What needs to be done:
Leave out the pictures and repeat every record exactly.

[Data entries]
.....

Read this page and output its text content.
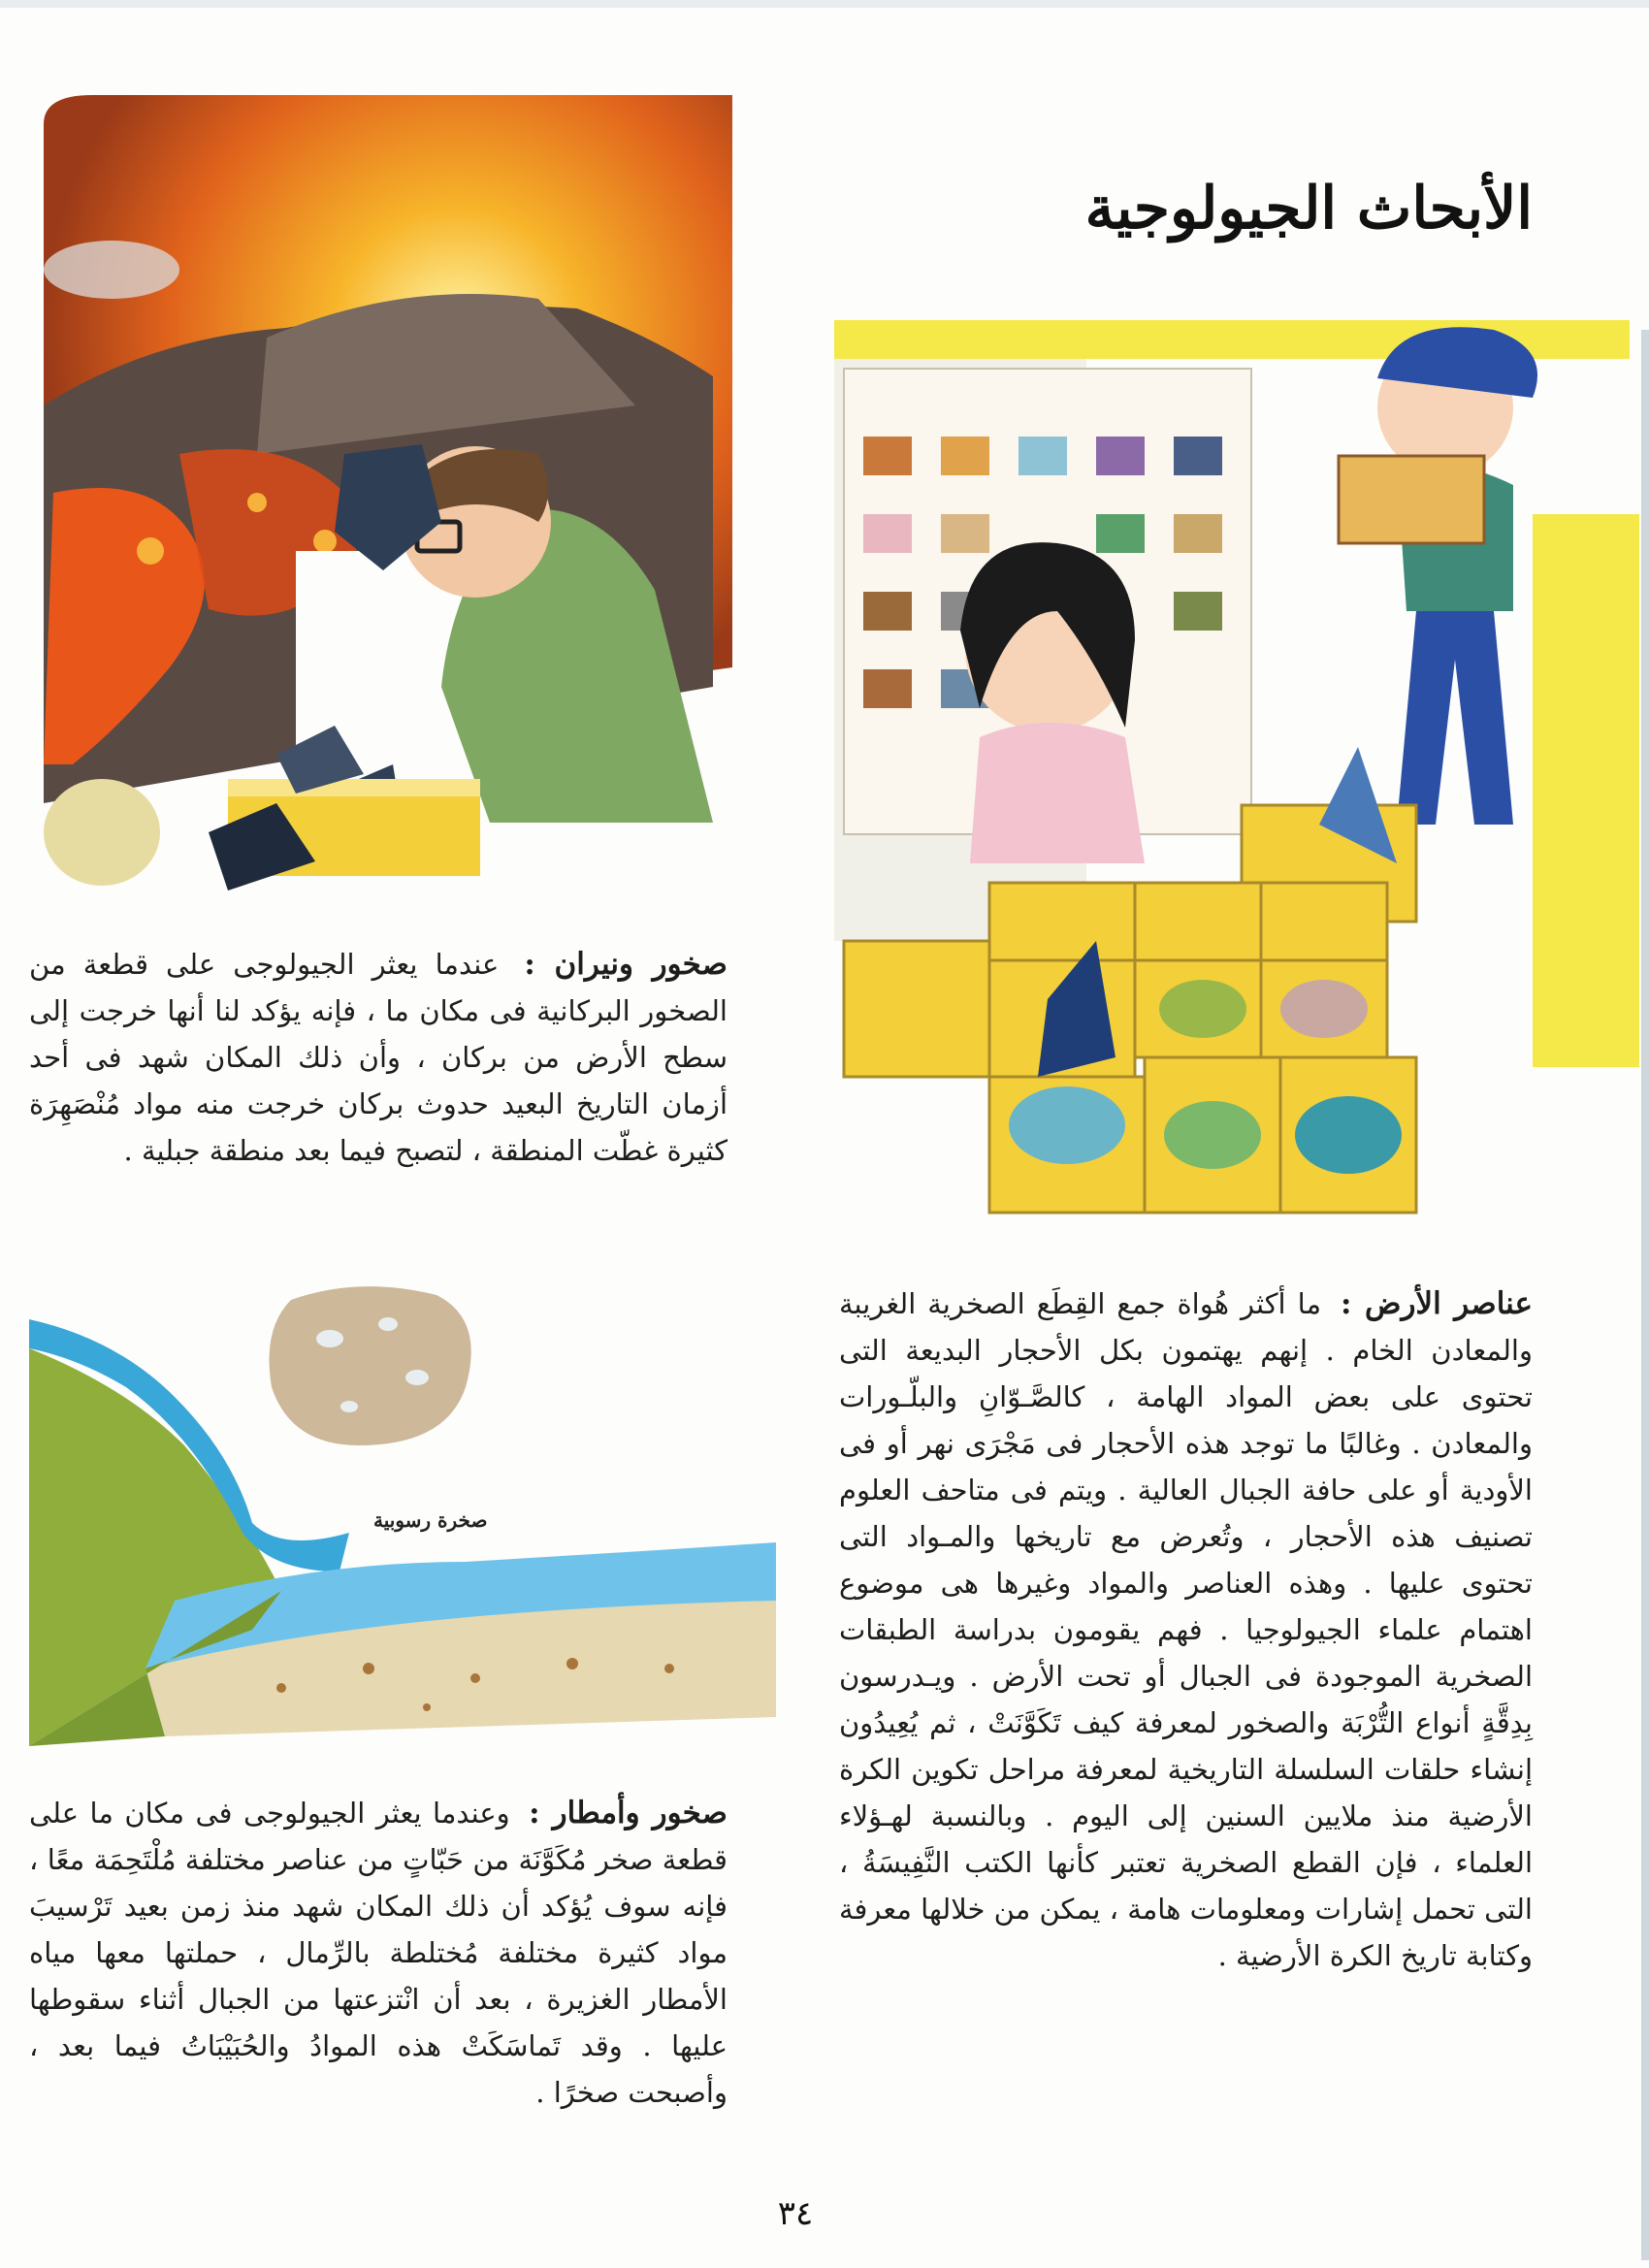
الأبحاث الجيولوجية
صخور ونيران : عندما يعثر الجيولوجى على قطعة من الصخور البركانية فى مكان ما ، فإنه يؤكد لنا أنها خرجت إلى سطح الأرض من بركان ، وأن ذلك المكان شهد فى أحد أزمان التاريخ البعيد حدوث بركان خرجت منه مواد مُنْصَهِرَة كثيرة غطّت المنطقة ، لتصبح فيما بعد منطقة جبلية .
عناصر الأرض : ما أكثر هُواة جمع القِطَع الصخرية الغريبة والمعادن الخام . إنهم يهتمون بكل الأحجار البديعة التى تحتوى على بعض المواد الهامة ، كالصَّـوّانِ والبلّـورات والمعادن . وغالبًا ما توجد هذه الأحجار فى مَجْرَى نهر أو فى الأودية أو على حافة الجبال العالية . ويتم فى متاحف العلوم تصنيف هذه الأحجار ، وتُعرض مع تاريخها والمـواد التى تحتوى عليها . وهذه العناصر والمواد وغيرها هى موضوع اهتمام علماء الجيولوجيا . فهم يقومون بدراسة الطبقات الصخرية الموجودة فى الجبال أو تحت الأرض . ويـدرسون بِدِقَّةٍ أنواع التُّرْبَة والصخور لمعرفة كيف تَكَوَّنَتْ ، ثم يُعِيدُون إنشاء حلقات السلسلة التاريخية لمعرفة مراحل تكوين الكرة الأرضية منذ ملايين السنين إلى اليوم . وبالنسبة لهـؤلاء العلماء ، فإن القطع الصخرية تعتبر كأنها الكتب النَّفِيسَةُ ، التى تحمل إشارات ومعلومات هامة ، يمكن من خلالها معرفة وكتابة تاريخ الكرة الأرضية .
صخرة رسوبية
صخور وأمطار : وعندما يعثر الجيولوجى فى مكان ما على قطعة صخر مُكَوَّنَة من حَبّاتٍ من عناصر مختلفة مُلْتَحِمَة معًا ، فإنه سوف يُؤكد أن ذلك المكان شهد منذ زمن بعيد تَرْسيبَ مواد كثيرة مختلفة مُختلطة بالرِّمال ، حملتها معها مياه الأمطار الغزيرة ، بعد أن انْتزعتها من الجبال أثناء سقوطها عليها . وقد تَماسَكَتْ هذه الموادُ والحُبَيْبَاتُ فيما بعد ، وأصبحت صخرًا .
٣٤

.....

Final result:
Read this page and output its text content.
الأبحاث الجيولوجية
صخور ونيران : عندما يعثر الجيولوجى على قطعة من الصخور البركانية فى مكان ما ، فإنه يؤكد لنا أنها خرجت إلى سطح الأرض من بركان ، وأن ذلك المكان شهد فى أحد أزمان التاريخ البعيد حدوث بركان خرجت منه مواد مُنْصَهِرَة كثيرة غطّت المنطقة ، لتصبح فيما بعد منطقة جبلية .
عناصر الأرض : ما أكثر هُواة جمع القِطَع الصخرية الغريبة والمعادن الخام . إنهم يهتمون بكل الأحجار البديعة التى تحتوى على بعض المواد الهامة ، كالصَّـوّانِ والبلّـورات والمعادن . وغالبًا ما توجد هذه الأحجار فى مَجْرَى نهر أو فى الأودية أو على حافة الجبال العالية . ويتم فى متاحف العلوم تصنيف هذه الأحجار ، وتُعرض مع تاريخها والمـواد التى تحتوى عليها . وهذه العناصر والمواد وغيرها هى موضوع اهتمام علماء الجيولوجيا . فهم يقومون بدراسة الطبقات الصخرية الموجودة فى الجبال أو تحت الأرض . ويـدرسون بِدِقَّةٍ أنواع التُّرْبَة والصخور لمعرفة كيف تَكَوَّنَتْ ، ثم يُعِيدُون إنشاء حلقات السلسلة التاريخية لمعرفة مراحل تكوين الكرة الأرضية منذ ملايين السنين إلى اليوم . وبالنسبة لهـؤلاء العلماء ، فإن القطع الصخرية تعتبر كأنها الكتب النَّفِيسَةُ ، التى تحمل إشارات ومعلومات هامة ، يمكن من خلالها معرفة وكتابة تاريخ الكرة الأرضية .
صخرة رسوبية
صخور وأمطار : وعندما يعثر الجيولوجى فى مكان ما على قطعة صخر مُكَوَّنَة من حَبّاتٍ من عناصر مختلفة مُلْتَحِمَة معًا ، فإنه سوف يُؤكد أن ذلك المكان شهد منذ زمن بعيد تَرْسيبَ مواد كثيرة مختلفة مُختلطة بالرِّمال ، حملتها معها مياه الأمطار الغزيرة ، بعد أن انْتزعتها من الجبال أثناء سقوطها عليها . وقد تَماسَكَتْ هذه الموادُ والحُبَيْبَاتُ فيما بعد ، وأصبحت صخرًا .
٣٤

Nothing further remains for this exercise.